Tally the lines of the items that contain the string "他们都有自己的名字", and state only the resulting number.

***** RECORDS PROVIDED *****

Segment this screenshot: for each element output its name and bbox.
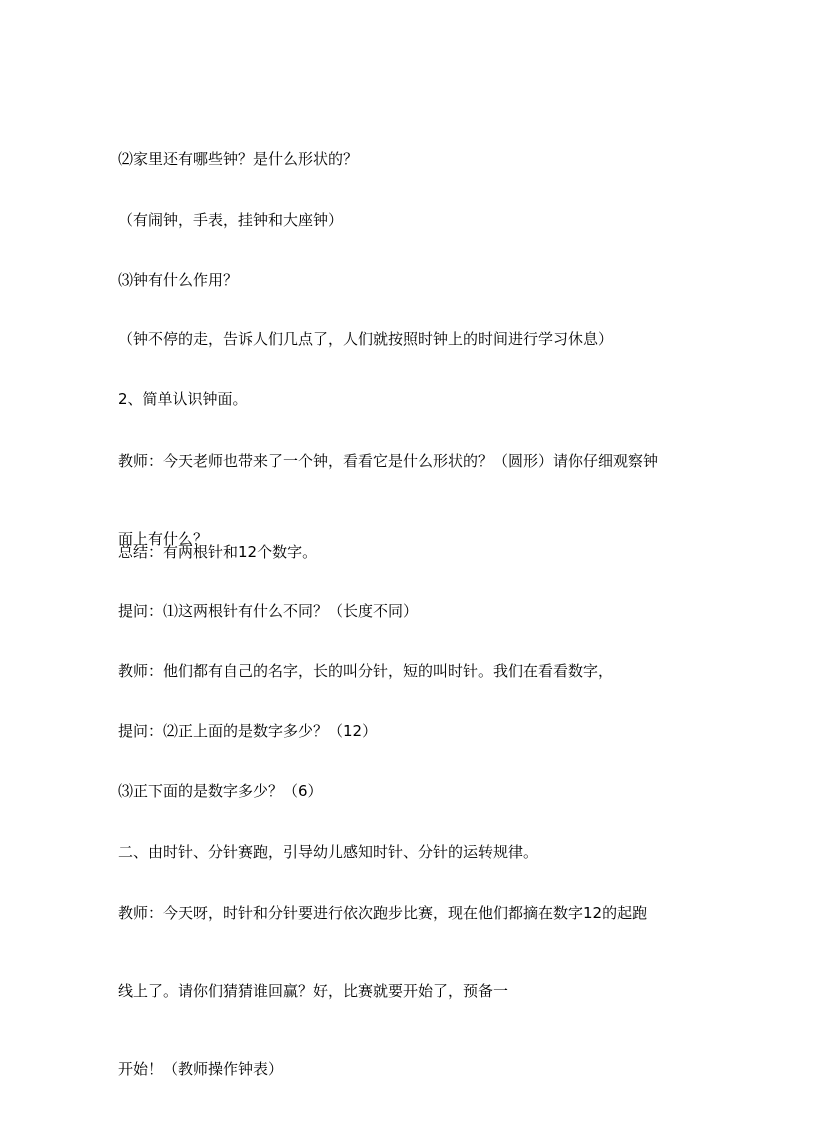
text-line: （钟不停的走，告诉人们几点了，人们就按照时钟上的时间进行学习休息）	[118, 330, 614, 348]
text-line: 教师：今天呀，时针和分针要进行依次跑步比赛，现在他们都摘在数字12的起跑	[118, 904, 648, 922]
text-line: 教师：他们都有自己的名字，长的叫分针，短的叫时针。我们在看看数字，	[118, 662, 614, 680]
text-line: ⑶正下面的是数字多少？（6）	[118, 782, 323, 800]
text-line: （有闹钟，手表，挂钟和大座钟）	[118, 211, 344, 229]
paragraph-teacher-race-start	[118, 848, 708, 1134]
text-line: 面上有什么？	[118, 530, 209, 548]
text-line: 线上了。请你们猜猜谁回赢？好，比赛就要开始了，预备一	[118, 982, 509, 1000]
text-line: 总结：有两根针和12个数字。	[118, 543, 318, 561]
text-line: 二、由时针、分针赛跑，引导幼儿感知时针、分针的运转规律。	[118, 843, 539, 861]
text-line: 提问：⑵正上面的是数字多少？（12）	[118, 722, 378, 740]
text-line: ⑶钟有什么作用？	[118, 271, 239, 289]
text-line: 开始！（教师操作钟表）	[118, 1060, 284, 1078]
text-line: ⑵家里还有哪些钟？是什么形状的？	[118, 150, 359, 168]
text-line: 2、简单认识钟面。	[118, 390, 248, 408]
text-line: 提问：⑴这两根针有什么不同？（长度不同）	[118, 602, 419, 620]
text-line: 教师：今天老师也带来了一个钟，看看它是什么形状的？（圆形）请你仔细观察钟	[118, 452, 659, 470]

*****

_CORRECT ANSWER_: 1